Write the records below out in full, character for character, with no pictures.

--- Data shown ---

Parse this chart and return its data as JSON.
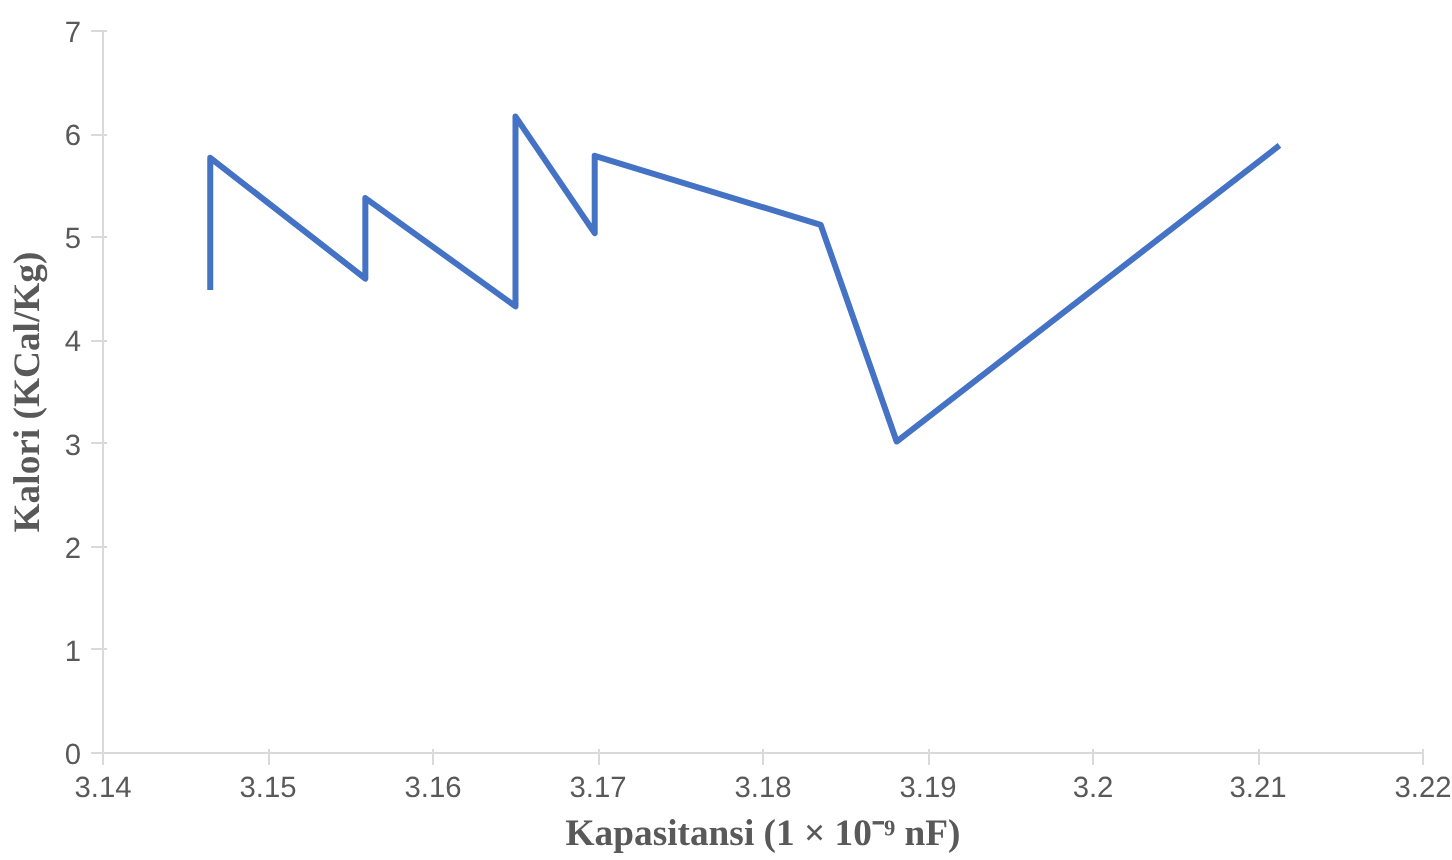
{
  "chart_data": {
    "type": "line",
    "xlabel": "Kapasitansi (1 × 10⁻⁹ nF)",
    "ylabel": "Kalori (KCal/Kg)",
    "x": [
      3.1465,
      3.1465,
      3.1559,
      3.1559,
      3.165,
      3.165,
      3.1698,
      3.1698,
      3.1835,
      3.1881,
      3.2113
    ],
    "series": [
      {
        "color": "#4472c4",
        "values": [
          4.49,
          5.77,
          4.6,
          5.38,
          4.33,
          6.17,
          5.04,
          5.79,
          5.12,
          3.02,
          5.89
        ]
      }
    ],
    "xlim": [
      3.14,
      3.22
    ],
    "xticks": [
      3.14,
      3.15,
      3.16,
      3.17,
      3.18,
      3.19,
      {
        "value": 3.2,
        "label": "3.2"
      },
      3.21,
      3.22
    ],
    "ylim": [
      0,
      7
    ],
    "yticks": [
      0,
      1,
      2,
      3,
      4,
      5,
      6,
      7
    ],
    "grid": false,
    "marker": "none",
    "line_style": "solid"
  }
}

---

Correct result
Parse this chart and return its data as JSON.
{
  "chart_data": {
    "type": "line",
    "xlabel": "Kapasitansi (1 × 10⁻⁹ nF)",
    "ylabel": "Kalori (KCal/Kg)",
    "x": [
      3.1465,
      3.1465,
      3.1559,
      3.1559,
      3.165,
      3.165,
      3.1698,
      3.1698,
      3.1835,
      3.1881,
      3.2113
    ],
    "series": [
      {
        "color": "#4472c4",
        "values": [
          4.49,
          5.77,
          4.6,
          5.38,
          4.33,
          6.17,
          5.04,
          5.79,
          5.12,
          3.02,
          5.89
        ]
      }
    ],
    "xlim": [
      3.14,
      3.22
    ],
    "xticks": [
      3.14,
      3.15,
      3.16,
      3.17,
      3.18,
      3.19,
      {
        "value": 3.2,
        "label": "3.2"
      },
      3.21,
      3.22
    ],
    "ylim": [
      0,
      7
    ],
    "yticks": [
      0,
      1,
      2,
      3,
      4,
      5,
      6,
      7
    ],
    "grid": false,
    "marker": "none",
    "line_style": "solid"
  }
}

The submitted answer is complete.